* _GIVEN REQUEST 1_: Reproduce the passage of the pipeline guide that begins at the words "- Note the stream" and stops after the words "(size and interval)".

--- begin EXTRACT TO READ ---

Advanced
Real-Time Data Pipeline
Build a stream processing and analytics platform with Kinesis
Project Overview
Create a real-time data ingestion and processing pipeline that handles streaming data, performs transformations, and delivers insights through dashboards.
Prerequisites
- Understanding of streaming data concepts
- Python or Node.js programming skills
- Basic SQL and data analytics knowledge
- Experience with Lambda functions
Architecture
Data Sources
IoT/Apps/Logs
Kinesis
Data Streams
Lambda
Transform
Firehose
Delivery
S3
Data Lake
OpenSearch
Analytics
QuickSight or Kibana for visualization and dashboards
Step-by-Step Instructions
1
Create Kinesis Data Stream
- Go to Kinesis and create a new Data Stream
- Choose On-Demand capacity mode for variable loads
- Or Provisioned mode for predictable throughput
- Name it appropriately (e.g., clickstream-events)
- Note the stream ARN for permissions
2
Set Up Data Producers
- Create a sample data generator using AWS SDK
- Use PutRecord or PutRecords API
- Choose an appropriate partition key strategy
- Implement error handling and retries
- Consider Kinesis Data Generator for testing
3
Create Kinesis Firehose for S3 Delivery
- Create a Firehose delivery stream
- Source: Kinesis Data Stream
- Destination: S3 bucket
- Configure buffering (size and interval)
- Enable data format conversion (Parquet) if needed
- Add transformation Lambda if required
4
Add Real-Time Processing with Lambda
- Create Lambda function triggered by Kinesis
- Process records in batches
- Perform aggregations, filtering, or enrichment
- Write results to DynamoDB or another stream
- Handle partial batch failures properly
5
Set Up OpenSearch for Analytics
- Create OpenSearch domain
- Configure Firehose to deliver to OpenSearch
- Define index mappings for your data
- Set up index rotation (daily/weekly)

--- end EXTRACT TO READ ---
--- begin DATA IN THIS EXERCISE ---

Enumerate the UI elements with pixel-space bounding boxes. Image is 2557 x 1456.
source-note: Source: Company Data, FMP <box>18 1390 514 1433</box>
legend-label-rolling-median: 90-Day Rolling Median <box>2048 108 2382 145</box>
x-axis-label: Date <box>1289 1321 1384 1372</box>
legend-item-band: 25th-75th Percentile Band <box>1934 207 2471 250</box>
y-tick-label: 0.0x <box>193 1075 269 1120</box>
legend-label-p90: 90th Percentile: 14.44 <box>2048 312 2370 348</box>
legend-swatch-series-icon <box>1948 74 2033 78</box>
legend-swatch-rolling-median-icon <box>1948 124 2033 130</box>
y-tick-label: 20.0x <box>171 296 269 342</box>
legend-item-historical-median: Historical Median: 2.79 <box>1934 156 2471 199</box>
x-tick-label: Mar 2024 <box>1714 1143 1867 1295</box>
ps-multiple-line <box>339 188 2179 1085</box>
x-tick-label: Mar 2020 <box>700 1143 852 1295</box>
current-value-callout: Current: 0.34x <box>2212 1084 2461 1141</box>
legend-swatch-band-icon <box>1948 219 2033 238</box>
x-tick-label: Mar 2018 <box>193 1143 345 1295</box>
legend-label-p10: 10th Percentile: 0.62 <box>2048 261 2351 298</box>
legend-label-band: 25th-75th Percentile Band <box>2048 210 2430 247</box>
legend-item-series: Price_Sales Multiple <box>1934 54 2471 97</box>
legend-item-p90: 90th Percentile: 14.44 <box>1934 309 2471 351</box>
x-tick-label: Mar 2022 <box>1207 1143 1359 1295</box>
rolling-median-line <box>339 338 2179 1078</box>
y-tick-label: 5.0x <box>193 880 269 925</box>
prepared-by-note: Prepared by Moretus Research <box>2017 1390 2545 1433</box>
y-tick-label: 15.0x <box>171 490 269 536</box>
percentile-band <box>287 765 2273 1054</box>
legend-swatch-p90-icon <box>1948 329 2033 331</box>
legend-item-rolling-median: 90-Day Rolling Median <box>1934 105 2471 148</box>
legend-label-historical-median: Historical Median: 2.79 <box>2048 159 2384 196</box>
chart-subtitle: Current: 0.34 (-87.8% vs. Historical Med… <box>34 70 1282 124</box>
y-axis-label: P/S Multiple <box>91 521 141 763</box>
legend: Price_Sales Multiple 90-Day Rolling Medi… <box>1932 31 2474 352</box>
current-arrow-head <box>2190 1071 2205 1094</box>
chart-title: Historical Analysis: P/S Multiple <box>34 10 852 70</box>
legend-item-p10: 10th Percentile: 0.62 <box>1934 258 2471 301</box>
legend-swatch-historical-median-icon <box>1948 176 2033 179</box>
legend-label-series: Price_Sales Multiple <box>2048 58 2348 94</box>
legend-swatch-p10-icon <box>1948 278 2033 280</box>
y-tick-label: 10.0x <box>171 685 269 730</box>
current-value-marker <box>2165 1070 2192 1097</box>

--- end DATA IN THIS EXERCISE ---

* _GIVEN REQUEST 2_: Write out the lines of the listing from its first line through the line that contains "x-axis-label: Date <box>1289", including both of those lines.

* _FINAL RESULT 1_:
- Note the stream ARN for permissions
2
Set Up Data Producers
- Create a sample data generator using AWS SDK
- Use PutRecord or PutRecords API
- Choose an appropriate partition key strategy
- Implement error handling and retries
- Consider Kinesis Data Generator for testing
3
Create Kinesis Firehose for S3 Delivery
- Create a Firehose delivery stream
- Source: Kinesis Data Stream
- Destination: S3 bucket
- Configure buffering (size and interval)

* _FINAL RESULT 2_:
Enumerate the UI elements with pixel-space bounding boxes. Image is 2557 x 1456.
source-note: Source: Company Data, FMP <box>18 1390 514 1433</box>
legend-label-rolling-median: 90-Day Rolling Median <box>2048 108 2382 145</box>
x-axis-label: Date <box>1289 1321 1384 1372</box>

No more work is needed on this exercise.